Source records
* * * *

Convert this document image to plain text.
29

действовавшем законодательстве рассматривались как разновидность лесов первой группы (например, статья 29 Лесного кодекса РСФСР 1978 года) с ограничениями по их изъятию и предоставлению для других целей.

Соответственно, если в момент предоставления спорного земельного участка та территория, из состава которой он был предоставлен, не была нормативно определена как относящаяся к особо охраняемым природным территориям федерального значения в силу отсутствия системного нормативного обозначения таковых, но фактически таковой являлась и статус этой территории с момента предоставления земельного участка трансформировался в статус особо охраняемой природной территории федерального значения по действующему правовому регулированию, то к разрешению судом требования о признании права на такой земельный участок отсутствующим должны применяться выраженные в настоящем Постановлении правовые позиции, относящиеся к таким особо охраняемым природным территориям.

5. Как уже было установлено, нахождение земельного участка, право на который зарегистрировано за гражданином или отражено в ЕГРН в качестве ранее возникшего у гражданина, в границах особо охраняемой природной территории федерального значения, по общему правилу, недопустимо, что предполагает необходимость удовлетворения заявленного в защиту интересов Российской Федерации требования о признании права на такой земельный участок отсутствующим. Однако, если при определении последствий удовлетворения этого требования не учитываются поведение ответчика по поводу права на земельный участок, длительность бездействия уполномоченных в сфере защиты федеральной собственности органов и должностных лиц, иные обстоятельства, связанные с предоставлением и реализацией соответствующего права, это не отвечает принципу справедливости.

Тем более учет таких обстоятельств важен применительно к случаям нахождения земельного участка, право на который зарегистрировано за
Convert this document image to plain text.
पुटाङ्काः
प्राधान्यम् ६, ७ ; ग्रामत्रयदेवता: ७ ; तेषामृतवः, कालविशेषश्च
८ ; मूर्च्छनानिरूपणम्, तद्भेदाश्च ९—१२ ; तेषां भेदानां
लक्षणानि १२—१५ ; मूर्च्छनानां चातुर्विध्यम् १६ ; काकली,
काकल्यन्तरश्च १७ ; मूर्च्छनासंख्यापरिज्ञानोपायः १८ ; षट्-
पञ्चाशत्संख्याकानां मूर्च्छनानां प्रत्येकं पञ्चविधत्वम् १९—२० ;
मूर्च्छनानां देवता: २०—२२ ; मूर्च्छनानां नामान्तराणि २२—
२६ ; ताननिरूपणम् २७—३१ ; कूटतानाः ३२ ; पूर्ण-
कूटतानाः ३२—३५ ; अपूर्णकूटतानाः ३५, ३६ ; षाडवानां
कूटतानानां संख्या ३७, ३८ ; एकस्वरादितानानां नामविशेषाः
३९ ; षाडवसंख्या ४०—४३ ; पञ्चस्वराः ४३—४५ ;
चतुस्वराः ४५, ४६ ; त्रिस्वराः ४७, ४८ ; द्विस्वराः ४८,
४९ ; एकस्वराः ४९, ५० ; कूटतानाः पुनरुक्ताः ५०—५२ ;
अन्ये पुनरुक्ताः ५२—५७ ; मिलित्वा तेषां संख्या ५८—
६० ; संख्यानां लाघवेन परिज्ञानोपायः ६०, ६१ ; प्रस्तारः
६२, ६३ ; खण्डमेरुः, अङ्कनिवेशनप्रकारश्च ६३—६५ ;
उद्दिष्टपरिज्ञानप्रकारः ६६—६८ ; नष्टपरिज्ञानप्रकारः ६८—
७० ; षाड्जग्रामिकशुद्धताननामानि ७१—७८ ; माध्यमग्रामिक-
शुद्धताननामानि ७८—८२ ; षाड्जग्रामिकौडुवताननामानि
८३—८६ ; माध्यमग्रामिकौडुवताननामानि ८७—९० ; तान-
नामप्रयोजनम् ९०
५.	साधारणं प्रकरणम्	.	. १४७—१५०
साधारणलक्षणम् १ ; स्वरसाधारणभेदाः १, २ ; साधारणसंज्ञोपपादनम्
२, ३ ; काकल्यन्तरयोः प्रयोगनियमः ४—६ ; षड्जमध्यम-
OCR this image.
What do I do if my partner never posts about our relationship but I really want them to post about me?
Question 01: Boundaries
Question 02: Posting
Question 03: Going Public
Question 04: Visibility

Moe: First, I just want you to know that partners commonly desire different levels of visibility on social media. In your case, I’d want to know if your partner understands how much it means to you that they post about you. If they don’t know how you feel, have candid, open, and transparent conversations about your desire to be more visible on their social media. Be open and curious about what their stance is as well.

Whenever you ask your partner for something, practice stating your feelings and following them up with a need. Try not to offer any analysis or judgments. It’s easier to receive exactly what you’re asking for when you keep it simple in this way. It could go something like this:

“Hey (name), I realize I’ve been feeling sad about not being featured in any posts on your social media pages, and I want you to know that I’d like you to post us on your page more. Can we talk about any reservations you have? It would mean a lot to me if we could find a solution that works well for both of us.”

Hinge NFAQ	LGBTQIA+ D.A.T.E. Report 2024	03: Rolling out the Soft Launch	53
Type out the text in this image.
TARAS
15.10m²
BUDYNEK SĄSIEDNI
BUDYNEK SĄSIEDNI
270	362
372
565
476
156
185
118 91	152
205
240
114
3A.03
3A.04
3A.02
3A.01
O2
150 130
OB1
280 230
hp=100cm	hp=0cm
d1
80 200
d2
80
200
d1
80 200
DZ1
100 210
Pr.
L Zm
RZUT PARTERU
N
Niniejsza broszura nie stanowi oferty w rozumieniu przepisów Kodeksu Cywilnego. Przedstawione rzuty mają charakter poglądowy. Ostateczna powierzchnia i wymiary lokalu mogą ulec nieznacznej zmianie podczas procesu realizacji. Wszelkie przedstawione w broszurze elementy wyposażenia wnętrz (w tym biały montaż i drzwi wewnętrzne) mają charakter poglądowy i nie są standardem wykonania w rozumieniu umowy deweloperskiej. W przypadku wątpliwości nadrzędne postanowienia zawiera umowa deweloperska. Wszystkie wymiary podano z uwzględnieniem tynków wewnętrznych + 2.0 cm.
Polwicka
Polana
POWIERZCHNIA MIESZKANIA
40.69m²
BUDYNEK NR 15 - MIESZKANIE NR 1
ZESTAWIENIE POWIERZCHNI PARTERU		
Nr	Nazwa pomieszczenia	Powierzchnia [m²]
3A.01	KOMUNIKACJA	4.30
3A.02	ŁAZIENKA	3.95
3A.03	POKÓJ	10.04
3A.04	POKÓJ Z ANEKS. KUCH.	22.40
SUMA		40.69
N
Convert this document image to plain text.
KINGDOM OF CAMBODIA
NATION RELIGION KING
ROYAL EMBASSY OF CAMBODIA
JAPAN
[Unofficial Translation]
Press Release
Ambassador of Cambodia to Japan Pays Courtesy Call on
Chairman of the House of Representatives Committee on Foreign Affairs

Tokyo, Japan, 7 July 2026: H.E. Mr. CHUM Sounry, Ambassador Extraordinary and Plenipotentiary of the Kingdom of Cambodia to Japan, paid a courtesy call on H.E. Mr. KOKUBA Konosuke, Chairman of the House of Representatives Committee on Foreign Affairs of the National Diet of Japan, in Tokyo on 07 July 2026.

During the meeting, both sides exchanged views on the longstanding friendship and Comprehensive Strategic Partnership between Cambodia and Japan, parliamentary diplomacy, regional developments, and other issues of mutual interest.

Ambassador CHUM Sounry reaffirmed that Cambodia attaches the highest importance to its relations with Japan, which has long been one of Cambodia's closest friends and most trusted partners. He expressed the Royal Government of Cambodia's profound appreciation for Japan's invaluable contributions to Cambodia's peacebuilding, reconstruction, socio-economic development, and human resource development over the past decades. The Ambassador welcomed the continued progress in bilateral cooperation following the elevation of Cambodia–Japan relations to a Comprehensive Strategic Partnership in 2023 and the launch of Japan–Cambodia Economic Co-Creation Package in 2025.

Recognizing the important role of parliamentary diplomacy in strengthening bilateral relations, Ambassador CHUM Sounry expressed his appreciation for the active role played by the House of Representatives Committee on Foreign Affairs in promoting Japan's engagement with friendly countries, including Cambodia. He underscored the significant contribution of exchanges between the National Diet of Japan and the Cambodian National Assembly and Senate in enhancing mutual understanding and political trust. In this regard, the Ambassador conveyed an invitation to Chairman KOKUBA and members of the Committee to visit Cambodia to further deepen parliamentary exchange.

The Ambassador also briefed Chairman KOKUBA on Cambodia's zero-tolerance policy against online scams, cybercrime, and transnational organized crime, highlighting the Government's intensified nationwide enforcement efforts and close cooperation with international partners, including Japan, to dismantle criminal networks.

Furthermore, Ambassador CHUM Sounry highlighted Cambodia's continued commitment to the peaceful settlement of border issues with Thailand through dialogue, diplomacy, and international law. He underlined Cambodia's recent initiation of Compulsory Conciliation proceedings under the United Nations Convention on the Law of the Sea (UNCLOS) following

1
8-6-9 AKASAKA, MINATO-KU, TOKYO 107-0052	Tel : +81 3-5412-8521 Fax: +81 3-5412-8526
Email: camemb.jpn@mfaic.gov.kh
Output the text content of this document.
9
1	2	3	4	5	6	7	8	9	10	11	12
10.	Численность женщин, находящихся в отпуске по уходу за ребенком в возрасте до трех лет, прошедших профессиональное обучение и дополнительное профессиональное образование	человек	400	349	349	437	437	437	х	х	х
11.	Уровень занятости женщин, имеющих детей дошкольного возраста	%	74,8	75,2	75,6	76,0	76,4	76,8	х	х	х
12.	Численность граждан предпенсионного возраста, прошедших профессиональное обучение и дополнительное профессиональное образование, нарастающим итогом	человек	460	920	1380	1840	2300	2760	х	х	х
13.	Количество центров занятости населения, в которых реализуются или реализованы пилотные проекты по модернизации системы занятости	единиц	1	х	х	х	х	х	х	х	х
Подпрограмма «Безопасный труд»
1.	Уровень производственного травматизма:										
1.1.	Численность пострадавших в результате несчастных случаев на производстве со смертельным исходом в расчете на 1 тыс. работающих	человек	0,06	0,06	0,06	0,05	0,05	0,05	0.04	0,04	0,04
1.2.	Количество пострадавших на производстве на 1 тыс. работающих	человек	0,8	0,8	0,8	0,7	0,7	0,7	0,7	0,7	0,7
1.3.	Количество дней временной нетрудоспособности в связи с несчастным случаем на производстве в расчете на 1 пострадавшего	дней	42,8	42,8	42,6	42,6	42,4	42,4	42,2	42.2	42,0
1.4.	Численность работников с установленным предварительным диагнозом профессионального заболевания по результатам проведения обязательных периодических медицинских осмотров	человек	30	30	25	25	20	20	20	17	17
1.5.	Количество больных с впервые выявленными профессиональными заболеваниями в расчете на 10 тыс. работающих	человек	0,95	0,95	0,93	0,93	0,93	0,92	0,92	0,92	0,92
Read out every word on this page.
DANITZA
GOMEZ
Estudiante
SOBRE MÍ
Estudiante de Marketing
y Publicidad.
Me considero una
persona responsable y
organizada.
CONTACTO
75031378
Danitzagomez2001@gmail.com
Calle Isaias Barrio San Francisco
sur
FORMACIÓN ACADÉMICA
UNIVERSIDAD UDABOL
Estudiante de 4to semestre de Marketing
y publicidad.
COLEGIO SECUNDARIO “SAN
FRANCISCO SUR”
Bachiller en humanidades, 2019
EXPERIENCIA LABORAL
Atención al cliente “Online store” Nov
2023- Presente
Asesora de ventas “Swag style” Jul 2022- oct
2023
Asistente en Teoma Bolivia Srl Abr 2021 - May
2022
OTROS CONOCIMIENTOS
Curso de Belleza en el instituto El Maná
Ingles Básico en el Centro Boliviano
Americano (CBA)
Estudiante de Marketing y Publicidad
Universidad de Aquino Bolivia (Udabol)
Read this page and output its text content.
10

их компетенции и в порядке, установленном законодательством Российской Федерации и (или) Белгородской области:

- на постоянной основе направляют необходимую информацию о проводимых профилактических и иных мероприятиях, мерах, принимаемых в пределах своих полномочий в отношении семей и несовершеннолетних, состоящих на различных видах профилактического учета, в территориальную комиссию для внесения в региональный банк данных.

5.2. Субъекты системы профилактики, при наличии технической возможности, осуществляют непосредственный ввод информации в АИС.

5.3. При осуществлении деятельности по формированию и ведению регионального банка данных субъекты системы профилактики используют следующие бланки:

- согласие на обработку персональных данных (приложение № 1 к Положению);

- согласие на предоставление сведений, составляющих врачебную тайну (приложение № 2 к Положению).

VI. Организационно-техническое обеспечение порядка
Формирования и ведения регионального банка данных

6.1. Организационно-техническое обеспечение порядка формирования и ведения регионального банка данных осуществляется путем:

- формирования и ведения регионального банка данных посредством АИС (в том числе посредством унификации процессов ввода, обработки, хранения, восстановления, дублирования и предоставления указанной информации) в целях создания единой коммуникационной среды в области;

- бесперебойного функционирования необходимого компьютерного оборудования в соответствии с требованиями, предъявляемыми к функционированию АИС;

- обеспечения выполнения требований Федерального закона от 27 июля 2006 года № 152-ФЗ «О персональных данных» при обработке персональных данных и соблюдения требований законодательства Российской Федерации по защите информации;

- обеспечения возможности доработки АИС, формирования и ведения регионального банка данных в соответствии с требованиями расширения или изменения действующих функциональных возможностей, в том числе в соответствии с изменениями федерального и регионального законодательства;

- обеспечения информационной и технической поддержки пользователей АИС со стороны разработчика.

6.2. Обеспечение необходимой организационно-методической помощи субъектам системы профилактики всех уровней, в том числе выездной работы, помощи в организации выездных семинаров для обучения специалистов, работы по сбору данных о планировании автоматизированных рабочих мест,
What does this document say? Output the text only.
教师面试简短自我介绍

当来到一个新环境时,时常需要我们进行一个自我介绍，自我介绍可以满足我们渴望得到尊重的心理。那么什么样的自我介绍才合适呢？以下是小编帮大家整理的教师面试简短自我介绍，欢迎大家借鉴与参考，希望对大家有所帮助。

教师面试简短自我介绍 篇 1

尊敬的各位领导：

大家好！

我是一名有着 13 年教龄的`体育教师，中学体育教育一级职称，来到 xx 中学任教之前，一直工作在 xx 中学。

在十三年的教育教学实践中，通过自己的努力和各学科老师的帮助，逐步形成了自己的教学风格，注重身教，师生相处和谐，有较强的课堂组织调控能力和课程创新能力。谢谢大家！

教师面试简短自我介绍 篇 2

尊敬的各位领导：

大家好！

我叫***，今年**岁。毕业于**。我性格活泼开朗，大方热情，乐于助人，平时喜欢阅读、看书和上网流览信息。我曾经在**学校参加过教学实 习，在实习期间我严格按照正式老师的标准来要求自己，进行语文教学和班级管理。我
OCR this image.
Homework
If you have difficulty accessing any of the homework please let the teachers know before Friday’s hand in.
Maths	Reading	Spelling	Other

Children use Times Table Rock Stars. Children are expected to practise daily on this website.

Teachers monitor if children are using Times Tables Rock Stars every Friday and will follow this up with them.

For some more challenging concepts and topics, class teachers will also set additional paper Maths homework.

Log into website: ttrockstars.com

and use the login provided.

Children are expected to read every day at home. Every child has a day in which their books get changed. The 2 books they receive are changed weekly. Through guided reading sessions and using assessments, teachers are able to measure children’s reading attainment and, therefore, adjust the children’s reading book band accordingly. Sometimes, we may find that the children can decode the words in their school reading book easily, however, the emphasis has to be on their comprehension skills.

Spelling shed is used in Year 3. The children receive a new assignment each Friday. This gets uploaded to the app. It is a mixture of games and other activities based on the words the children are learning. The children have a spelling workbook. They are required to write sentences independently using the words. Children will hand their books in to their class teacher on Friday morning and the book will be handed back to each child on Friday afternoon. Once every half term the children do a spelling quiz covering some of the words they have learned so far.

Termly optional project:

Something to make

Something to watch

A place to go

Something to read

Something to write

* * * *

Looking at the records above, report how many lines contain the word "PARTERU". Answer with the number only.

2